Problem details. In the data, extract each line that holds the string "JSON".

########################################

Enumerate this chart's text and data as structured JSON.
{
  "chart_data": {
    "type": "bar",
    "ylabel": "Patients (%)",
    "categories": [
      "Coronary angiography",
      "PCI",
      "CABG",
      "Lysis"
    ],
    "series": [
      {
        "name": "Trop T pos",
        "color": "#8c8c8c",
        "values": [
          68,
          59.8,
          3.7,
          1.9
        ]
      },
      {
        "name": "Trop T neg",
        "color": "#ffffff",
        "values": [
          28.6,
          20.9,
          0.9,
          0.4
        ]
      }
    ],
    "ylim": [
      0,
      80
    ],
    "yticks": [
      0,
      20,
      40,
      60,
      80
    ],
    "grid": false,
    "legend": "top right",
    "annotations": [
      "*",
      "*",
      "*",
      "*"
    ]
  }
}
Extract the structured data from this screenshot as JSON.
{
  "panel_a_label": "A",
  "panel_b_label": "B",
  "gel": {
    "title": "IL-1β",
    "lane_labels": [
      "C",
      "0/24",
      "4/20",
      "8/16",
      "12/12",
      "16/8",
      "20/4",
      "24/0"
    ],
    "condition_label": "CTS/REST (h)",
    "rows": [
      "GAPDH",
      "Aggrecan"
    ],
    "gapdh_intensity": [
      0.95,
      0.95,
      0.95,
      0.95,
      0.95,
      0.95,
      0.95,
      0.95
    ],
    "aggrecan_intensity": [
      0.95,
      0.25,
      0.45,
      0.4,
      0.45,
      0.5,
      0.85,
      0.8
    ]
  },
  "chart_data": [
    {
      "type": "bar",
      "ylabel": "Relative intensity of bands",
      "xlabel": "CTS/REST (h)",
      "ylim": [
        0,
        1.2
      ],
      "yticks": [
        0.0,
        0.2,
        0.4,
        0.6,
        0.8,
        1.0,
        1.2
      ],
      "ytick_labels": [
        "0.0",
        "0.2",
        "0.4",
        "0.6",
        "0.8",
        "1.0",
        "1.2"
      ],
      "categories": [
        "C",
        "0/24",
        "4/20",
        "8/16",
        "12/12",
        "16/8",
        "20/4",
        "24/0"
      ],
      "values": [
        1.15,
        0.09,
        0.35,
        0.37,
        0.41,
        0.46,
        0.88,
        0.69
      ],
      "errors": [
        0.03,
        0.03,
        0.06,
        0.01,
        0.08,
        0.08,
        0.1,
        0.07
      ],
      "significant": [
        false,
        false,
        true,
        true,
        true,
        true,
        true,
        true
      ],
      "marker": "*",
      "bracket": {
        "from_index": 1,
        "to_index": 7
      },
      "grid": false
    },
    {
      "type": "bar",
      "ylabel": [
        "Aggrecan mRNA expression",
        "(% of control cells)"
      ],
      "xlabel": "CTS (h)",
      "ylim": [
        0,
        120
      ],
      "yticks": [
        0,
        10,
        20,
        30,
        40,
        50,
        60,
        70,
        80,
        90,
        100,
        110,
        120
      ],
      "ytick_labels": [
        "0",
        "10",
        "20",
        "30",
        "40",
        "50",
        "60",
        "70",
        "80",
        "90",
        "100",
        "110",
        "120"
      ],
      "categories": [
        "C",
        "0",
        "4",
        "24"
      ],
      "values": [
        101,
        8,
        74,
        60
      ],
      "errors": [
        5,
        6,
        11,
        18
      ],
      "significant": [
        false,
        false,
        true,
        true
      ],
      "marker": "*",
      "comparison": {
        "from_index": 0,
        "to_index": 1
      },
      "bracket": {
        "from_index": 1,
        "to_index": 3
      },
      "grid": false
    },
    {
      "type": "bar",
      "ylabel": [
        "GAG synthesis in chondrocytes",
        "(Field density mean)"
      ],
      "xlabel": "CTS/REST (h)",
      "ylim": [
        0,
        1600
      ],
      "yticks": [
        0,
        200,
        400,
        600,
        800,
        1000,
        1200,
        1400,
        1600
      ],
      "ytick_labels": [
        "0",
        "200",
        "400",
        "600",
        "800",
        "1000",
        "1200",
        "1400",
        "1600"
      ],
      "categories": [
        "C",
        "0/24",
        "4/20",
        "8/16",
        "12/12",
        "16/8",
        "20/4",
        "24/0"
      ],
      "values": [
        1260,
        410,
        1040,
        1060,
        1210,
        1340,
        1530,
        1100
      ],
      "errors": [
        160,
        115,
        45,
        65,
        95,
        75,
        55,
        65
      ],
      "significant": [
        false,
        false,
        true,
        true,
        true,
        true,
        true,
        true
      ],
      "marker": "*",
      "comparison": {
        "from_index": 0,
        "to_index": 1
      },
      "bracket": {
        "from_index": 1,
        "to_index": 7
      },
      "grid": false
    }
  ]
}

########################################

Task answer.
Enumerate this chart's text and data as structured JSON.
Extract the structured data from this screenshot as JSON.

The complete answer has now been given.